** Aim of the exercise **
Copy out exactly the lines from the one containing "Extract all the data from this chart as JSON." through the end of the records, and no pictures.

** Given entries **
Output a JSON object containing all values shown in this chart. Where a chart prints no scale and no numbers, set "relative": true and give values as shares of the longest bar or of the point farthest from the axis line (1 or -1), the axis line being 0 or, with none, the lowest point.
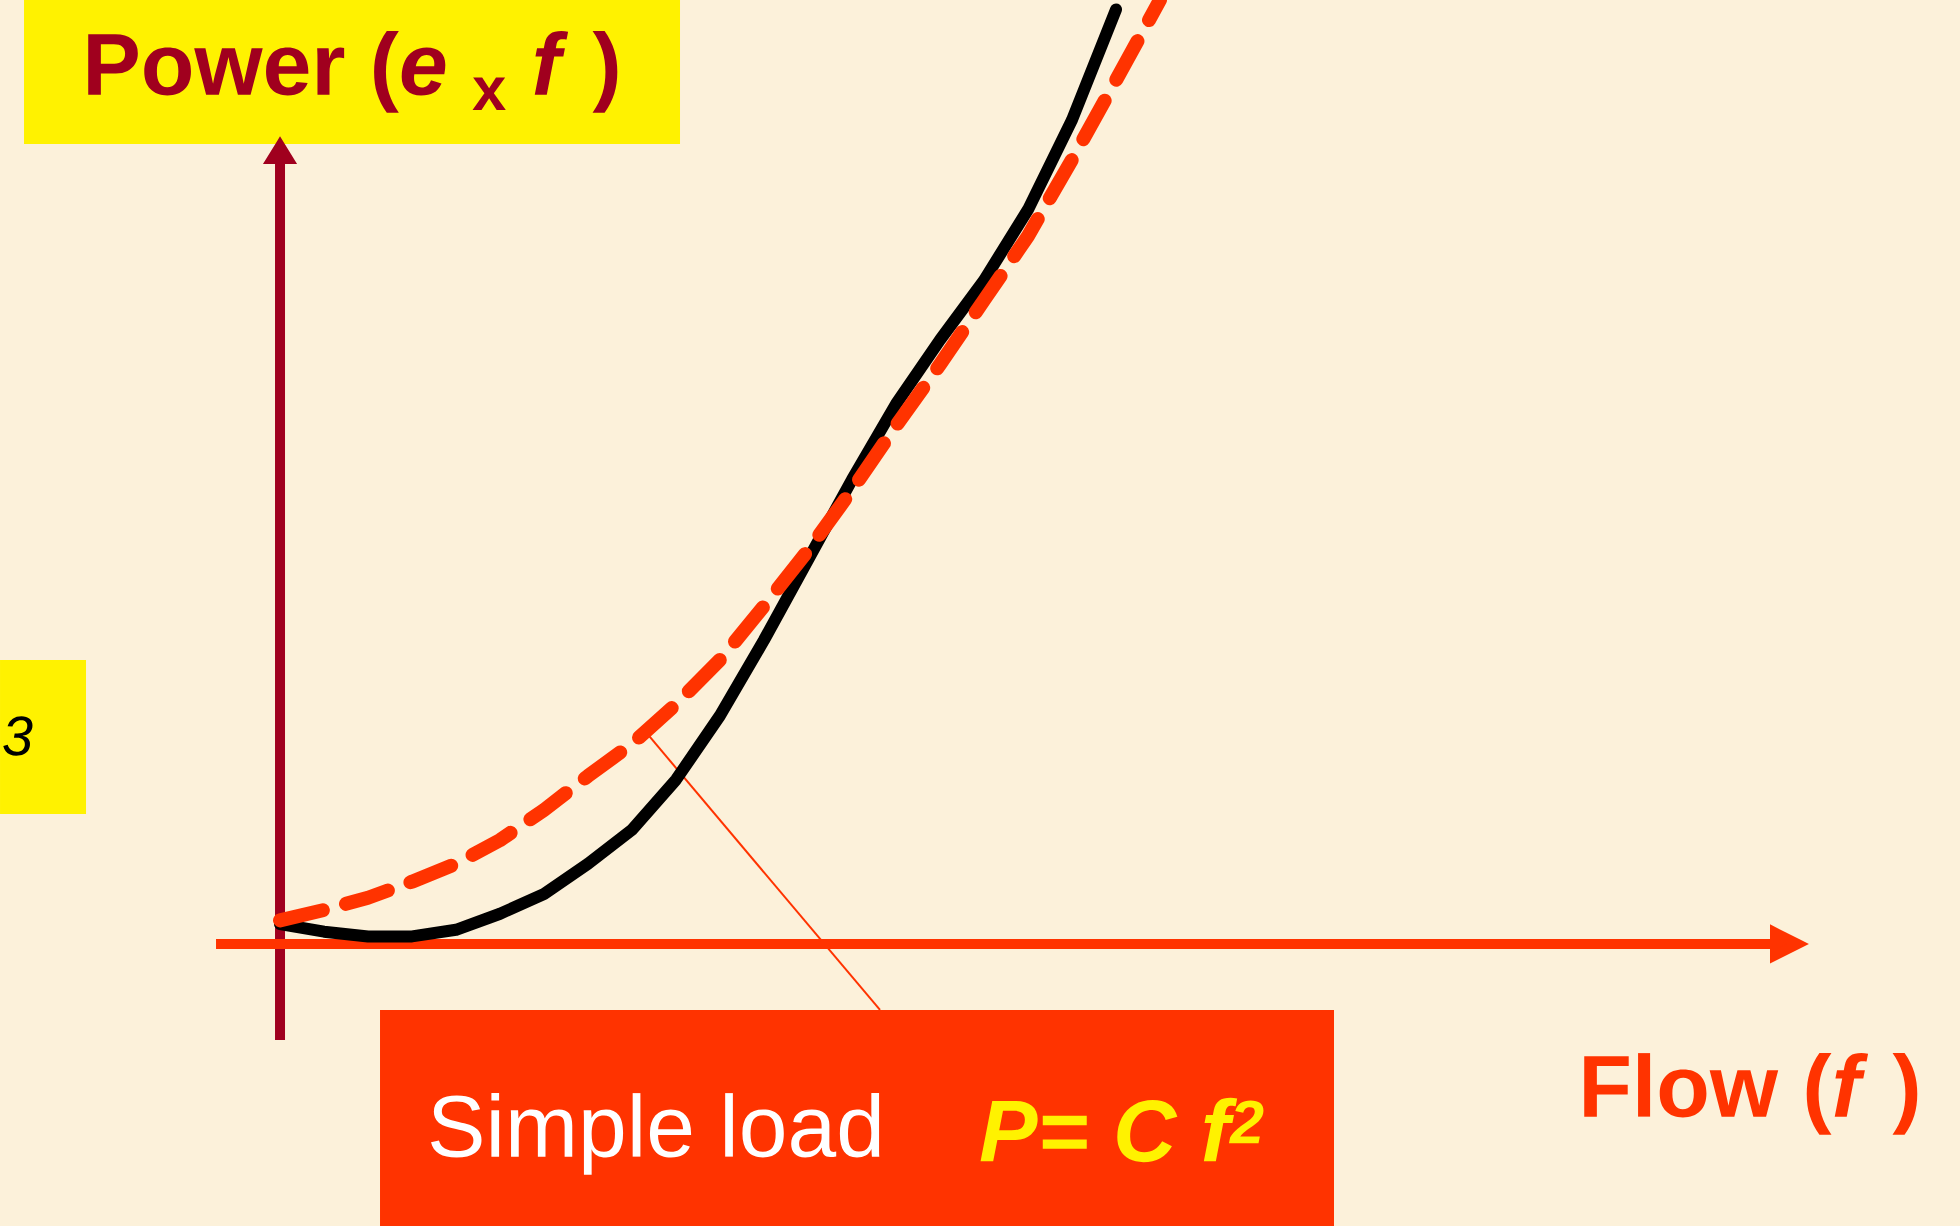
{
  "chart_data": {
    "type": "line",
    "relative": true,
    "xlabel": "Flow (*f* )",
    "ylabel": "Power (*e* $_{x}$ *f* )",
    "annotations": [
      "3",
      "Simple load",
      "P= C f$^{2}$"
    ],
    "categories": [
      null,
      null,
      null,
      null,
      null,
      null,
      null,
      null,
      null,
      null,
      null,
      null,
      null,
      null,
      null,
      null,
      null,
      null,
      null,
      null,
      null
    ],
    "series": [
      {
        "color": "#000000",
        "line_style": "solid",
        "values": [
          0.021,
          0.013,
          0.008,
          0.008,
          0.015,
          0.032,
          0.053,
          0.085,
          0.121,
          0.174,
          0.242,
          0.322,
          0.407,
          0.492,
          0.572,
          0.64,
          0.703,
          0.778,
          0.873,
          0.99,
          null
        ]
      },
      {
        "color": "#ff3300",
        "line_style": "dashed",
        "values": [
          0.025,
          0.036,
          0.049,
          0.066,
          0.085,
          0.11,
          0.142,
          0.178,
          0.212,
          0.254,
          0.301,
          0.358,
          0.417,
          0.481,
          0.549,
          0.614,
          0.682,
          0.75,
          0.831,
          0.915,
          1
        ]
      }
    ]
  }
}
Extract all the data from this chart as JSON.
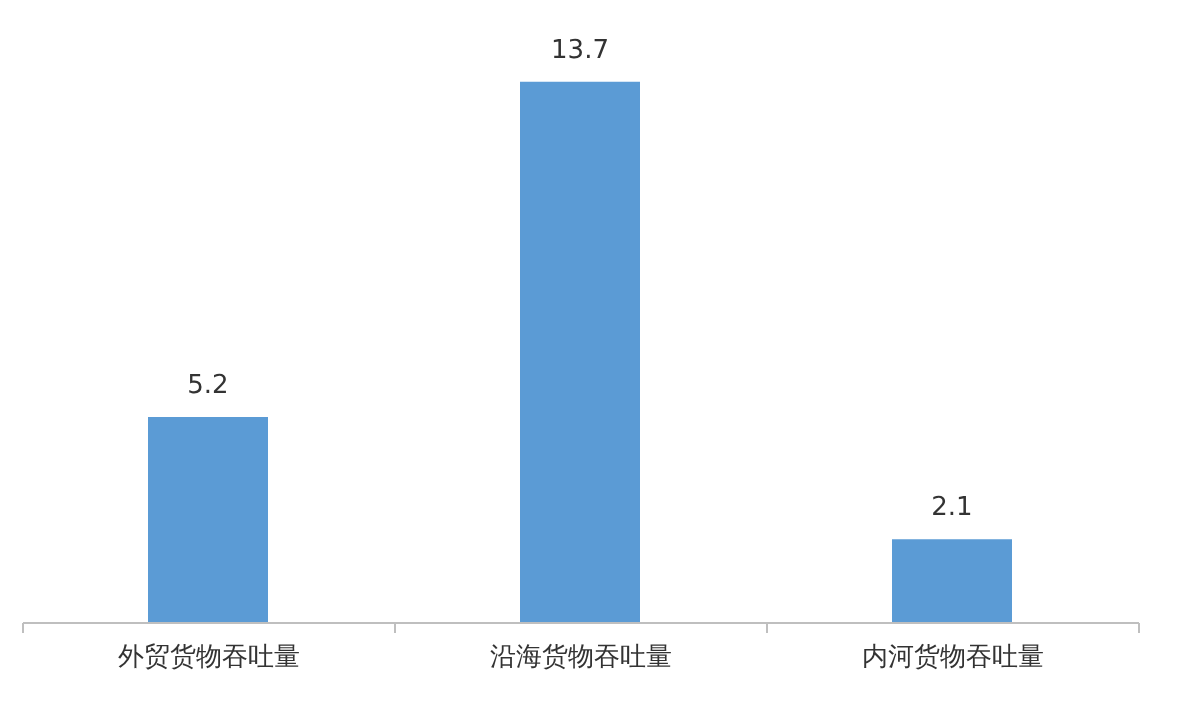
{
  "chart_data": {
    "type": "bar",
    "categories": [
      "外贸货物吞吐量",
      "沿海货物吞吐量",
      "内河货物吞吐量"
    ],
    "values": [
      5.2,
      13.7,
      2.1
    ],
    "color": "#5b9bd5",
    "data_labels": true,
    "grid": false
  }
}
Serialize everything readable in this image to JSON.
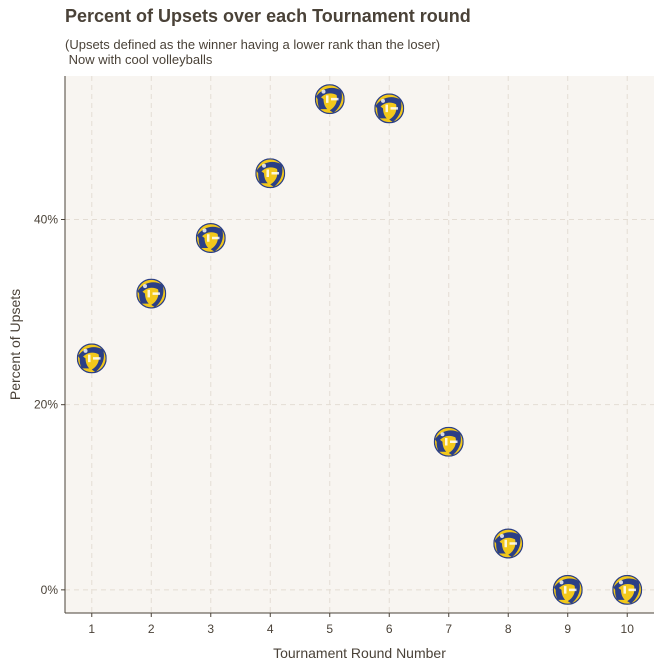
{
  "chart_data": {
    "type": "scatter",
    "title": "Percent of Upsets over each Tournament round",
    "subtitle": "(Upsets defined as the winner having a lower rank than the loser)\n Now with cool volleyballs",
    "xlabel": "Tournament Round Number",
    "ylabel": "Percent of Upsets",
    "x": [
      1,
      2,
      3,
      4,
      5,
      6,
      7,
      8,
      9,
      10
    ],
    "y": [
      25,
      32,
      38,
      45,
      53,
      52,
      16,
      5,
      0,
      0
    ],
    "x_ticks": [
      "1",
      "2",
      "3",
      "4",
      "5",
      "6",
      "7",
      "8",
      "9",
      "10"
    ],
    "y_ticks": [
      {
        "value": 0,
        "label": "0%"
      },
      {
        "value": 20,
        "label": "20%"
      },
      {
        "value": 40,
        "label": "40%"
      }
    ],
    "xlim": [
      0.55,
      10.45
    ],
    "ylim": [
      -2.5,
      55.5
    ],
    "grid": true,
    "marker": "volleyball-icon",
    "colors": {
      "panel_background": "#f8f5f1",
      "grid": "#e4ddd4",
      "axis": "#4a4238",
      "text": "#4a4238",
      "ball_yellow": "#f2c81b",
      "ball_blue": "#2b3f86"
    }
  }
}
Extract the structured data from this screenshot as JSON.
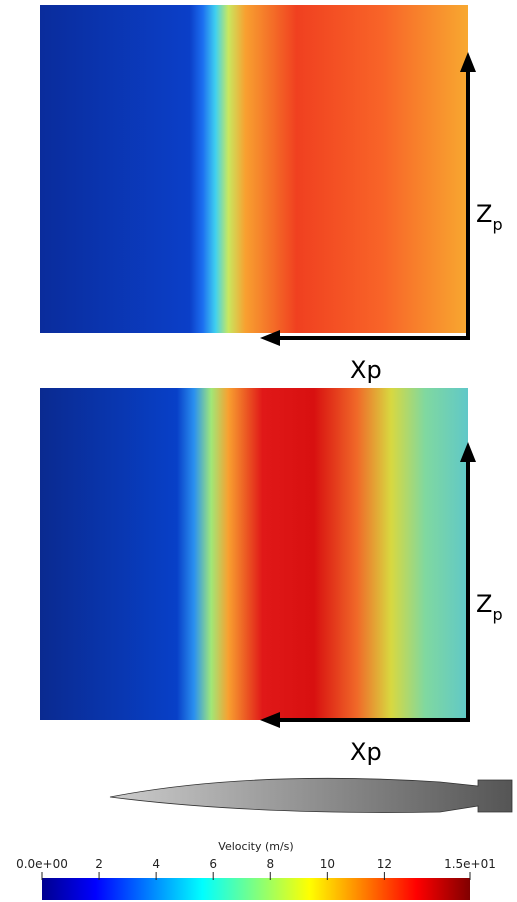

** Correct result **
Extract all the data from this chart as JSON.
{
  "chart_data": {
    "type": "bar",
    "categories": [
      "外贸货物吞吐量",
      "沿海货物吞吐量",
      "内河货物吞吐量"
    ],
    "values": [
      5.2,
      13.7,
      2.1
    ],
    "color": "#5b9bd5",
    "data_labels": true,
    "grid": false
  }
}
Serialize everything readable in this image to JSON.
{
  "chart_data": {
    "type": "scatter",
    "title": "Percent of Upsets over each Tournament round",
    "subtitle": "(Upsets defined as the winner having a lower rank than the loser)\n Now with cool volleyballs",
    "xlabel": "Tournament Round Number",
    "ylabel": "Percent of Upsets",
    "x": [
      1,
      2,
      3,
      4,
      5,
      6,
      7,
      8,
      9,
      10
    ],
    "y": [
      25,
      32,
      38,
      45,
      53,
      52,
      16,
      5,
      0,
      0
    ],
    "x_ticks": [
      "1",
      "2",
      "3",
      "4",
      "5",
      "6",
      "7",
      "8",
      "9",
      "10"
    ],
    "y_ticks": [
      {
        "value": 0,
        "label": "0%"
      },
      {
        "value": 20,
        "label": "20%"
      },
      {
        "value": 40,
        "label": "40%"
      }
    ],
    "xlim": [
      0.55,
      10.45
    ],
    "ylim": [
      -2.5,
      55.5
    ],
    "grid": true,
    "marker": "volleyball-icon",
    "colors": {
      "panel_background": "#f8f5f1",
      "grid": "#e4ddd4",
      "axis": "#4a4238",
      "text": "#4a4238",
      "ball_yellow": "#f2c81b",
      "ball_blue": "#2b3f86"
    }
  }
}
Extract the structured data from this screenshot as JSON.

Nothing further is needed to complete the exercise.